Prompt
Copy all lines below containing "What".

*** Data section ***

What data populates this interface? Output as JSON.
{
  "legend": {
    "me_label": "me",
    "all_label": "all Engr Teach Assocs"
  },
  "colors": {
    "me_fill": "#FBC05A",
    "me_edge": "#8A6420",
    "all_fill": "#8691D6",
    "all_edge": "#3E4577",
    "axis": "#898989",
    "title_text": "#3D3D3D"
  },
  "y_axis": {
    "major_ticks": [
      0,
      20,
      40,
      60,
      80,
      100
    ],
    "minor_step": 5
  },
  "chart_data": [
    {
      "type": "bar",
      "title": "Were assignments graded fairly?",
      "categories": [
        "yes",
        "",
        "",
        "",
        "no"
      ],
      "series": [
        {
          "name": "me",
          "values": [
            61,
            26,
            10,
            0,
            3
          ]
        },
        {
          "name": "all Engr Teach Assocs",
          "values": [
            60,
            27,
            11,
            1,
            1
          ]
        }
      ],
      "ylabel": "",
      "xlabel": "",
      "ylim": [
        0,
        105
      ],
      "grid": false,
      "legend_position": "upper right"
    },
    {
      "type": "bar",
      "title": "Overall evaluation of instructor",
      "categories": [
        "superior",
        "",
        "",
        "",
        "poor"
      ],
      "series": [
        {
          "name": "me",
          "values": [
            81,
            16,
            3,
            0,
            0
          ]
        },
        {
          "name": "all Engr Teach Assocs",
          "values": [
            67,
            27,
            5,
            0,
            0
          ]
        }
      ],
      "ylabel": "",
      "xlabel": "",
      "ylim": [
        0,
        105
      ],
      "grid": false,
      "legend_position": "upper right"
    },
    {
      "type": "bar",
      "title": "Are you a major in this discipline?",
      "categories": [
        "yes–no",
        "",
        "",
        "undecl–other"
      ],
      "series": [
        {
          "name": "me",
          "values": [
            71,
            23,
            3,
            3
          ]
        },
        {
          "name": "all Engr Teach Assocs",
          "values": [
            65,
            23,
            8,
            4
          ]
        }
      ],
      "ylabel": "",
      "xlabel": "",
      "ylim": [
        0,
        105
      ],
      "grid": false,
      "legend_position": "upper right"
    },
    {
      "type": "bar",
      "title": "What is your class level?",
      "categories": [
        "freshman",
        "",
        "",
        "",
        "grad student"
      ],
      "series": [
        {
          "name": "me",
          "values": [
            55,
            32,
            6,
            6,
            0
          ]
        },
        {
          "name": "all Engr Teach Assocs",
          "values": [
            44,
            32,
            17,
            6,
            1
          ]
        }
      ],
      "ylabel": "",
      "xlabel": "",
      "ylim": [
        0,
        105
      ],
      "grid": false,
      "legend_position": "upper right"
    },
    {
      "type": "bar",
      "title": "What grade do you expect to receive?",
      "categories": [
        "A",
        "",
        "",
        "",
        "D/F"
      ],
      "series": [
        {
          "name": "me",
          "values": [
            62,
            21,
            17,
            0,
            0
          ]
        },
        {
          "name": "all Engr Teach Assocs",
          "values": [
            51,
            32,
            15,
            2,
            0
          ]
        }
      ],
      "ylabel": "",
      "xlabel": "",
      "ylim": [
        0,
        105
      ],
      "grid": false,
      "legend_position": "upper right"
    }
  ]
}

***

In response
What data populates this interface? Output as JSON.
      "title": "What is your class level?",
      "title": "What grade do you expect to receive?",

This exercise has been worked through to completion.